PASSAGE SHOWN:
----
While some scientists are skeptical of Dr. Hoover’s latest claim, he offered additional photos to support his hypothesis.
“You see this? There’s no doubt that it’s a poodle. But closer examination shows that it’s floating in the sky with clouds,” Dr. Hoover said. “It’s obvious that giant floating poodles live on the earth. In fact, there may be additional giant floating dogs, not just poodles, that live in the sky.”
While there is no photographic evidence of other airborne canines, Dr. Hoover suggests that other evidence points to their existence.
“The meteorites that contain microscopic slugs? How did they get to earth? I think that other sky-dogs may have seen the asteroids zipping by in space and, well, essentially played ‘fetch’ with them, bringing them to earth and dropping them on us,” Dr. Hoover concluded.
The scientist stated that more research needed to be done. He said that once NASA learns more about the giant floating dogs, it is possible they could be trained to not only fetch, but to also deliver satellites into space.
“The possibilities are endless,” Dr. Hoover said.
----
WORK REQUIRED: Please state what, according to the Dr. Hoover passage, he thinks other sky-dogs did with asteroids they saw zipping by in space. The items aren't needed here.
----
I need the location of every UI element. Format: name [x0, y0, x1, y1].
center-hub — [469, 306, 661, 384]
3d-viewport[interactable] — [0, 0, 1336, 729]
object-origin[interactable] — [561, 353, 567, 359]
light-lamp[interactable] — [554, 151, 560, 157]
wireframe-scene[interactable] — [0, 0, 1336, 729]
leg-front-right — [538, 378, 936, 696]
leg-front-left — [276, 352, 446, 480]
----
EXPECTED OUTPUT: They played "fetch" with them, bringing them to earth and dropping them on us.